** DIRECTION A **
Decide whether each statement agrees with the Donker Mag text, answering yes or no and quoting the exact words of the text that settle it: (i) Donker Mag was released by Zef Records; (ii) Donker Mag is the group's second studio album; (iii) "Pitbull Terrier" was released in 2013.

** PROVIDED TEXT **
::::

Studio album by Die Antwoord
- Released: 3 June 2014
- Recorded: 2012–14
- Length: 49:51
- Label: Zef AWAL
- Producer: DJ Hi-Tek; DJ Muggs;

Die Antwoord chronology
| Ten$Ion (2012) | Donker Mag (2014) | Suck on This (2016) |

Die Antwoord studio album chronology
| Ten$ion (2012) | Donker Mag (2014) | Mount Ninji and da Nice Time Kid (2016) |

Singles from Donker Mag
- "Cookie Thumper!" Released: 18 June 2013; "Pitbull Terrier" Released: 20 May 2014; "Ugly Boy" Released: 4 November 2014;

= Donker Mag =

Donker Mag (Afrikaans for 'Dark Power') is the third studio album by South African hip hop and rave group Die Antwoord. It was released on 3 June 2014 by Zef Records.

::::

** STORED ROWS **
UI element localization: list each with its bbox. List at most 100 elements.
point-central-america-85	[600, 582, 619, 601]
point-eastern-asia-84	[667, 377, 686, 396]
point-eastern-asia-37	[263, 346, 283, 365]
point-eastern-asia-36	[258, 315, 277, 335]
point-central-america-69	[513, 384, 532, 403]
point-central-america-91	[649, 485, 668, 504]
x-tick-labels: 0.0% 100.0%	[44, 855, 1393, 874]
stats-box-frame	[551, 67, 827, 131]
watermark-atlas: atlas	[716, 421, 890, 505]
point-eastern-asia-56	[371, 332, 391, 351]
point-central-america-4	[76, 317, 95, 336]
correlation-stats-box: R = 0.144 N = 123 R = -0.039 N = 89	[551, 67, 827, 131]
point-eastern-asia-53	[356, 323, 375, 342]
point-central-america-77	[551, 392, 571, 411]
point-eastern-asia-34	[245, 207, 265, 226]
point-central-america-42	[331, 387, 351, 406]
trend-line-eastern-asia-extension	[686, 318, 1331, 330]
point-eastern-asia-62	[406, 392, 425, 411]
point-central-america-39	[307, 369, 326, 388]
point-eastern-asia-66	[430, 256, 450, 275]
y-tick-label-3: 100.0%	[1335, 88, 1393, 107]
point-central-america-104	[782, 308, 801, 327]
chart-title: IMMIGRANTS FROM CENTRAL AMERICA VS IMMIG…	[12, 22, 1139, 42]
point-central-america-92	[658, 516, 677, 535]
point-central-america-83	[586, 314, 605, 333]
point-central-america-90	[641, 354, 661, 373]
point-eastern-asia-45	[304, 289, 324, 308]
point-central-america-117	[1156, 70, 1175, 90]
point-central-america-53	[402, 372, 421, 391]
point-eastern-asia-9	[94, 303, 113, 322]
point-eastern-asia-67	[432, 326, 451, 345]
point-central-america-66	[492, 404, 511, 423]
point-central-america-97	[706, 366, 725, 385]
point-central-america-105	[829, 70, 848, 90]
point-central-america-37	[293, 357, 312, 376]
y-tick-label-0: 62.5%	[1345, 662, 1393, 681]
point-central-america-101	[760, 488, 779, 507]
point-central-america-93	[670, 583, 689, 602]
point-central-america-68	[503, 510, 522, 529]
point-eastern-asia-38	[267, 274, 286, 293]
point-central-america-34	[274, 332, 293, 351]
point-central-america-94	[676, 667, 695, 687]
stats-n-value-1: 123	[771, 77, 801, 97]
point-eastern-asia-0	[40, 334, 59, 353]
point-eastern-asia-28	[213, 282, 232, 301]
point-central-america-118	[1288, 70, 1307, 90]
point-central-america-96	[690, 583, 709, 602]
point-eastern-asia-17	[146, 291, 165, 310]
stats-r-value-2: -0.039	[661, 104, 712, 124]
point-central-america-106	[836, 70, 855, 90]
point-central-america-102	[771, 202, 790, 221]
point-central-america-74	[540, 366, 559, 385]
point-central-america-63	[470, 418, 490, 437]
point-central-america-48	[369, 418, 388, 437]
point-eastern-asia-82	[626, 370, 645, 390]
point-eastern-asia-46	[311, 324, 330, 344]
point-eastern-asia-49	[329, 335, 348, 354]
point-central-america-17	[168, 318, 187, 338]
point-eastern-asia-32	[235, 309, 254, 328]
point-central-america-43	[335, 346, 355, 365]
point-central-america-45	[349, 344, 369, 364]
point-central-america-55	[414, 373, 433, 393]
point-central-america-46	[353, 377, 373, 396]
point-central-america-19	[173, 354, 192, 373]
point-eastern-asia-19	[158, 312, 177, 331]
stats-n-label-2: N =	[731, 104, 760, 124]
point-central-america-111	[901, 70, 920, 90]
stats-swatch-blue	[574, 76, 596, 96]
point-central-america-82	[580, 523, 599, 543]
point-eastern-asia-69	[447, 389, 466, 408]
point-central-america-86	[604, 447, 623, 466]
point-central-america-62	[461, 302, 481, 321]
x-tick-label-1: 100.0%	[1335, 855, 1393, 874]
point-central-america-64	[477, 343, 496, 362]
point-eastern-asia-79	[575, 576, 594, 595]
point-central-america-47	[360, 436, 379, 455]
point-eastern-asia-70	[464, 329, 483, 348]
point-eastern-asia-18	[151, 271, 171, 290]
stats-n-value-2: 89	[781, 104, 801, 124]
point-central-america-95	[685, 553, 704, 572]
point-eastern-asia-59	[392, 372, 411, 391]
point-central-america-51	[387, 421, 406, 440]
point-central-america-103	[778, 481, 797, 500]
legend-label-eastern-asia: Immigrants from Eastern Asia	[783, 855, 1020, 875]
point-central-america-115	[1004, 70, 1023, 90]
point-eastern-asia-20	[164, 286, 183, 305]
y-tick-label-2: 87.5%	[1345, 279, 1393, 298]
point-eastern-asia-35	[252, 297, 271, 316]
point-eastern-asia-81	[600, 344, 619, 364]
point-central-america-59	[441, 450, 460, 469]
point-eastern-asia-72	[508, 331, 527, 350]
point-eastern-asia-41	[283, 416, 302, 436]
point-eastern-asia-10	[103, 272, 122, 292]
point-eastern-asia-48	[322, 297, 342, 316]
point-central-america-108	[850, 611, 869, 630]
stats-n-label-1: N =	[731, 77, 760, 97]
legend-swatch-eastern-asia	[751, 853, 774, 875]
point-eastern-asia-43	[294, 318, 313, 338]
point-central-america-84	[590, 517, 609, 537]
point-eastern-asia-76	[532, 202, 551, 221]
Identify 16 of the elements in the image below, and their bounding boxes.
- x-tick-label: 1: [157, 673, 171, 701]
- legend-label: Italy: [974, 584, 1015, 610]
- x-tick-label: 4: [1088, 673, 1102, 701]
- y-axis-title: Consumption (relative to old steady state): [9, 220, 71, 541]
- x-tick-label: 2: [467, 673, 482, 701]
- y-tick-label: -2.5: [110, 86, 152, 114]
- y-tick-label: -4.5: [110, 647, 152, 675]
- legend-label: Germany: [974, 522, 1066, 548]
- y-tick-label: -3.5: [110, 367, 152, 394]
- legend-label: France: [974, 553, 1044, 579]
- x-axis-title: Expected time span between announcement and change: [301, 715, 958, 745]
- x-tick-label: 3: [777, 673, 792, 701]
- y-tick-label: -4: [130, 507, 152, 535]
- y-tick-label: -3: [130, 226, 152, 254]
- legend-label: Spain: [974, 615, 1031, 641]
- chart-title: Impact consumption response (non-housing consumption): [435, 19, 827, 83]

::::

** DIRECTION B **
Write out the entries from their first line through the line containing "256, 450, 275]", including both of those lines.

** WORKED SOLUTION A **
(i) Yes: "It was released on 3 June 2014 by Zef Records."
(ii) No: "is the third studio album by South African hip hop and rave group Die Antwoord"
(iii) No: "Pitbull Terrier" Released: 20 May 2014

** WORKED SOLUTION B **
UI element localization: list each with its bbox. List at most 100 elements.
point-central-america-85	[600, 582, 619, 601]
point-eastern-asia-84	[667, 377, 686, 396]
point-eastern-asia-37	[263, 346, 283, 365]
point-eastern-asia-36	[258, 315, 277, 335]
point-central-america-69	[513, 384, 532, 403]
point-central-america-91	[649, 485, 668, 504]
x-tick-labels: 0.0% 100.0%	[44, 855, 1393, 874]
stats-box-frame	[551, 67, 827, 131]
watermark-atlas: atlas	[716, 421, 890, 505]
point-eastern-asia-56	[371, 332, 391, 351]
point-central-america-4	[76, 317, 95, 336]
correlation-stats-box: R = 0.144 N = 123 R = -0.039 N = 89	[551, 67, 827, 131]
point-eastern-asia-53	[356, 323, 375, 342]
point-central-america-77	[551, 392, 571, 411]
point-eastern-asia-34	[245, 207, 265, 226]
point-central-america-42	[331, 387, 351, 406]
trend-line-eastern-asia-extension	[686, 318, 1331, 330]
point-eastern-asia-62	[406, 392, 425, 411]
point-central-america-39	[307, 369, 326, 388]
point-eastern-asia-66	[430, 256, 450, 275]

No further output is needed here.